* **PROMPT**
Wherever the string "text" appears, copy the whole line.

* **Stored entries**
════════════════

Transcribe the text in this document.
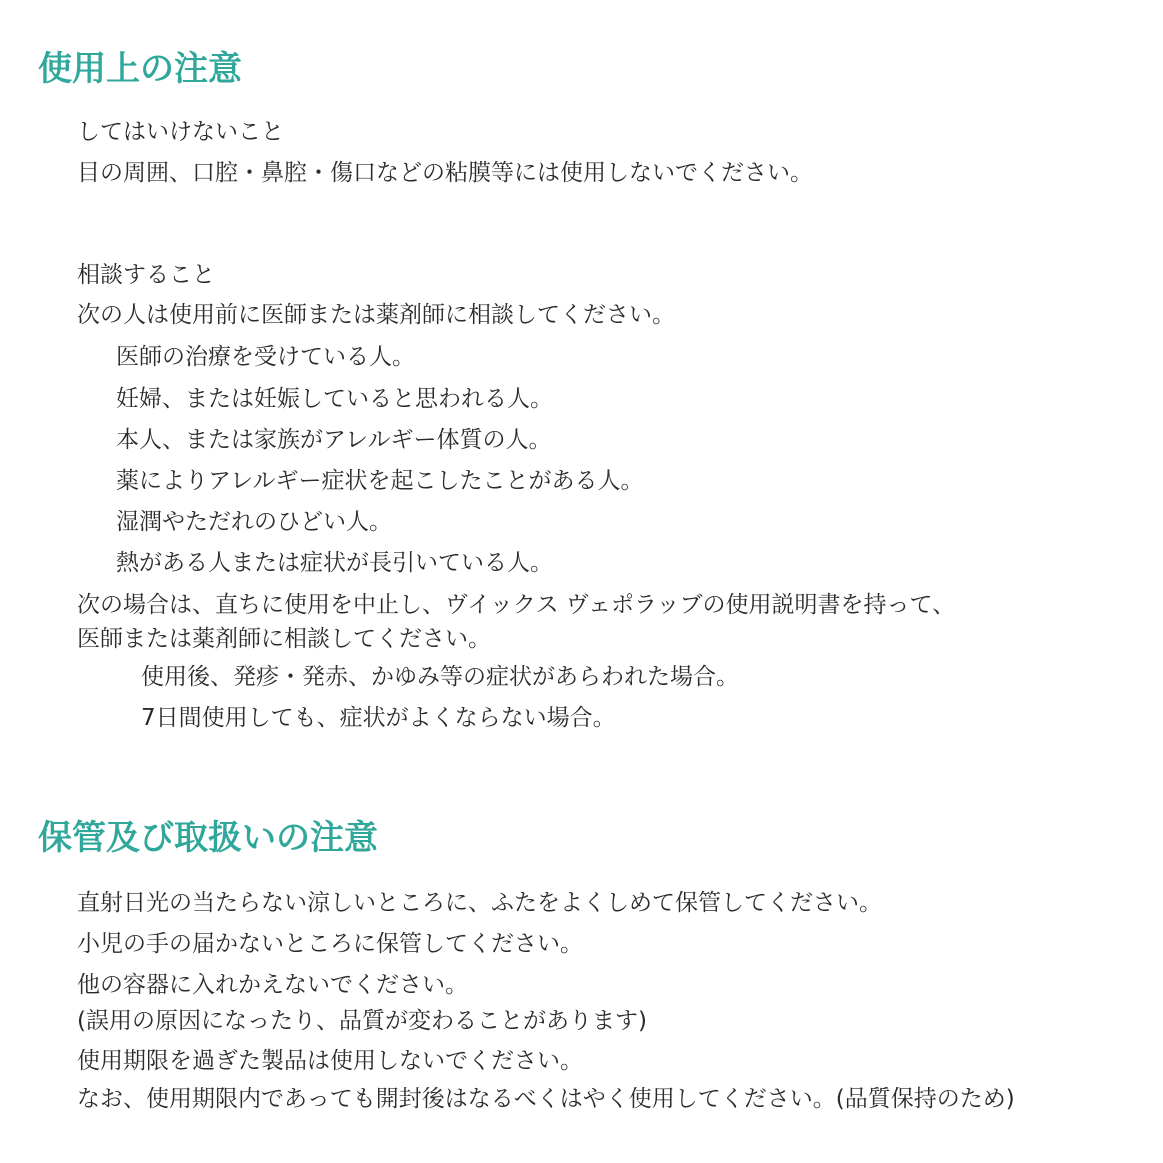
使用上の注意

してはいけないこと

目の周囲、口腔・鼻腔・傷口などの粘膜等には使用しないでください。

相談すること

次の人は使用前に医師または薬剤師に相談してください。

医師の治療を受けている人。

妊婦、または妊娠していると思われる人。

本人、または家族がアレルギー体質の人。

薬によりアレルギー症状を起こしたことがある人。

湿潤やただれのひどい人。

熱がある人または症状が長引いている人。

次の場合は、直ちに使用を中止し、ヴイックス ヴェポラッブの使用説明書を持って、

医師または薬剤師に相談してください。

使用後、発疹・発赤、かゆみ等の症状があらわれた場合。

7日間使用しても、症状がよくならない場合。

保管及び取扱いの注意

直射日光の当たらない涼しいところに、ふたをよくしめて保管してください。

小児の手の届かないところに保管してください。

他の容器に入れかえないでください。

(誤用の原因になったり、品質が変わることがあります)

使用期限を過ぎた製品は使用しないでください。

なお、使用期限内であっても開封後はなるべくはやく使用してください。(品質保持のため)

════════════════

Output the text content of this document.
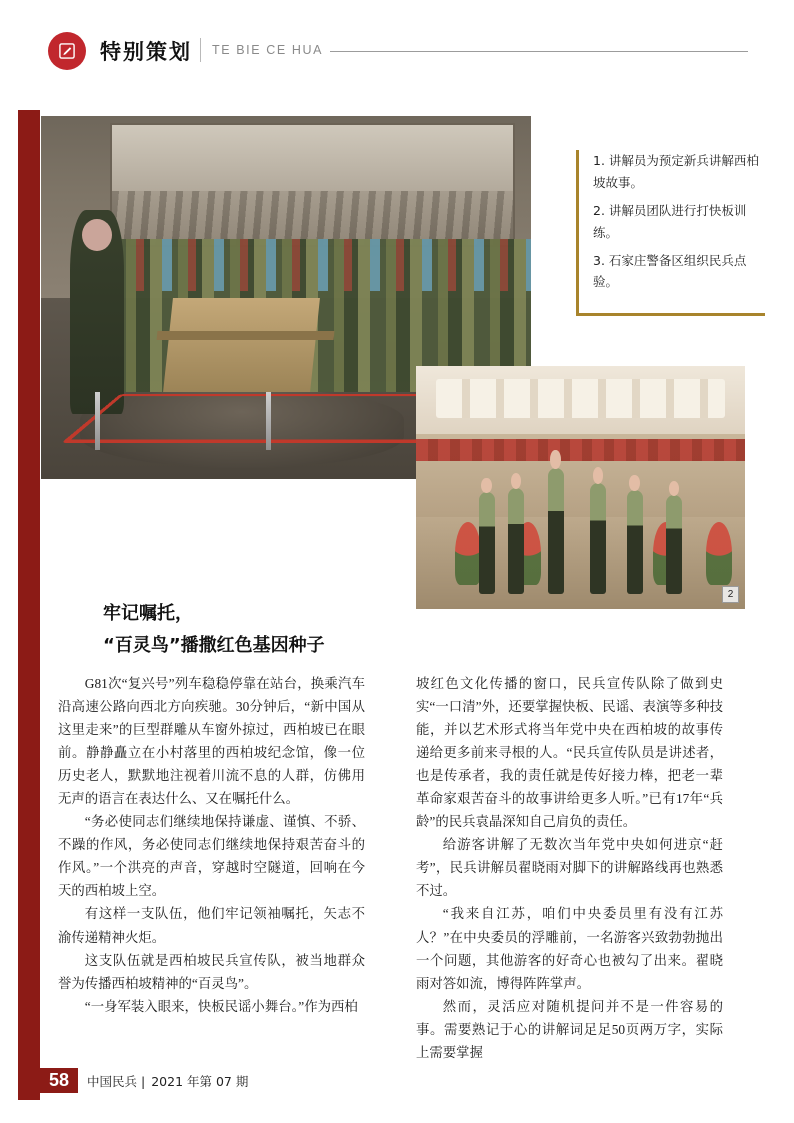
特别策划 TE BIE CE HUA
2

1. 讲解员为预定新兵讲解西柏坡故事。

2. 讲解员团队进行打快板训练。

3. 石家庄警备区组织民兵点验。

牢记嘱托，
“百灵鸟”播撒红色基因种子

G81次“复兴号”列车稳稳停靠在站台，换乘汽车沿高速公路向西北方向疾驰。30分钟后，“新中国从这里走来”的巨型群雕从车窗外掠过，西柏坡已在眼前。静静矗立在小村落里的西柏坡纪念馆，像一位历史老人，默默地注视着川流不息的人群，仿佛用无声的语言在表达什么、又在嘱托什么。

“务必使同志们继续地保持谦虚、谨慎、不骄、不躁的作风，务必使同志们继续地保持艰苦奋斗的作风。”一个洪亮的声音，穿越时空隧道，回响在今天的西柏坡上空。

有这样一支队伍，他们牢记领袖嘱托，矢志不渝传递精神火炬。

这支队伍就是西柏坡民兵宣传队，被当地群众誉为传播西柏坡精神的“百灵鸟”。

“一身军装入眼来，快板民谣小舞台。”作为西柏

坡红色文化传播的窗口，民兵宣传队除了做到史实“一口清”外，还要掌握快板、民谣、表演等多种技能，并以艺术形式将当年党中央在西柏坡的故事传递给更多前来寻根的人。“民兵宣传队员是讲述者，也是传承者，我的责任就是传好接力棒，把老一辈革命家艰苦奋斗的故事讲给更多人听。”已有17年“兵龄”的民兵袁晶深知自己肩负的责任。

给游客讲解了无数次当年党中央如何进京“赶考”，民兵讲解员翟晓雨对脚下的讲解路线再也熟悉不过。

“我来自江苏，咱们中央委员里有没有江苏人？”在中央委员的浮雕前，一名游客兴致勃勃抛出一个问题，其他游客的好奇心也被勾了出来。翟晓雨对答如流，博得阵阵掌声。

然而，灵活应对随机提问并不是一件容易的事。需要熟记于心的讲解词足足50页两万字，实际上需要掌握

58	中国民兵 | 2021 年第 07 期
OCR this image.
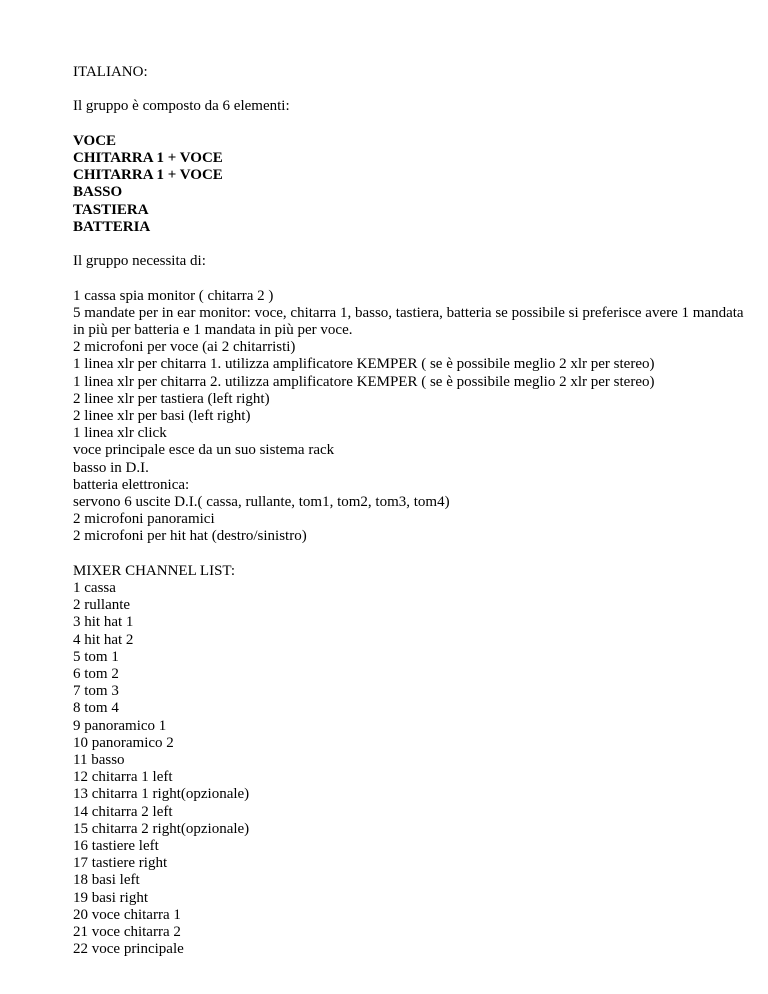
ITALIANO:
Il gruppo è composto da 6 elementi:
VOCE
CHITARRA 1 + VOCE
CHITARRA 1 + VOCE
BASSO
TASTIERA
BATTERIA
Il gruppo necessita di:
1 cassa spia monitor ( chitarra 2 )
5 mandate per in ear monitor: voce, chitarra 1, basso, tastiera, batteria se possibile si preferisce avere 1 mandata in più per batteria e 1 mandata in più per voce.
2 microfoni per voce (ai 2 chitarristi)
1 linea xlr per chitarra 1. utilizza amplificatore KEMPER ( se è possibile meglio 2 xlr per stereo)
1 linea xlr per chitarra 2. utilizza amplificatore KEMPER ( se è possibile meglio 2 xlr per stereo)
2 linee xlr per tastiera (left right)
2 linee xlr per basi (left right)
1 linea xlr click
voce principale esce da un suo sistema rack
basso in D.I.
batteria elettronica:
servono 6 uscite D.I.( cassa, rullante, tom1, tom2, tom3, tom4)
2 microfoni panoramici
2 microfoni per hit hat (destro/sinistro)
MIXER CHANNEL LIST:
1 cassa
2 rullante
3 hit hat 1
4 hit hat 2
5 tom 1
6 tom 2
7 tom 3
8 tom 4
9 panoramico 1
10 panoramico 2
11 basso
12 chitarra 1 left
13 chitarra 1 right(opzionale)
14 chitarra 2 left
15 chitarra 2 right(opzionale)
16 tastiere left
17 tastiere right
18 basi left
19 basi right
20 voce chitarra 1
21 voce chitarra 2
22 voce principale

════════════════

* **PROBLEM SOLUTION**
Transcribe the text in this document.
Output the text content of this document.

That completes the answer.